### Task instructions
What do the lines say from the one containing "Transcribe the text in this document." to the end of the records? Restate them word for word, and only those.

### Extracted records
* * * *

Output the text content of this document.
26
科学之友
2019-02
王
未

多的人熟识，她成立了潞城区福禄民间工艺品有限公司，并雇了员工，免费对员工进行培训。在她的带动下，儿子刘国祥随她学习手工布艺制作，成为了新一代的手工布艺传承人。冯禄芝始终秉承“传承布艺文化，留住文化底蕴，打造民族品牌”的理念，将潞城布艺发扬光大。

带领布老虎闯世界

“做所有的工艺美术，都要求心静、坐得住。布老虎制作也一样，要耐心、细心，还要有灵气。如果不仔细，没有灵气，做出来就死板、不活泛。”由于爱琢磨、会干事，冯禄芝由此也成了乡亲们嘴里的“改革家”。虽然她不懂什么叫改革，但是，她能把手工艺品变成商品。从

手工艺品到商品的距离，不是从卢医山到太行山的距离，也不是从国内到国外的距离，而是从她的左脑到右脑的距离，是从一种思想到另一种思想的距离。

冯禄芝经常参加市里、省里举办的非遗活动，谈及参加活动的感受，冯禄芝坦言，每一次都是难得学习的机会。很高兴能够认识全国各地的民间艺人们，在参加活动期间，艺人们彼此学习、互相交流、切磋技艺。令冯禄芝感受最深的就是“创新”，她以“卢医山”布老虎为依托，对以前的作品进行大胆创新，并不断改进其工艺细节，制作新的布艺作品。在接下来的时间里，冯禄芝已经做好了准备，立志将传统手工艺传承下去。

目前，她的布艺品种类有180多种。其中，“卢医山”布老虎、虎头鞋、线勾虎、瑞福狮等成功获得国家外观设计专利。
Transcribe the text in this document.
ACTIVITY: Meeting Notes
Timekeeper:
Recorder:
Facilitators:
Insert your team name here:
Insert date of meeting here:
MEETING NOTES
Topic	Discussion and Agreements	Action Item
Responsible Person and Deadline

* * * *

### Final result
Transcribe the text in this document.
ACTIVITY: Meeting Notes
Timekeeper:
Recorder:
Facilitators:
Insert your team name here:
Insert date of meeting here:
MEETING NOTES
Topic	Discussion and Agreements	Action Item
Responsible Person and Deadline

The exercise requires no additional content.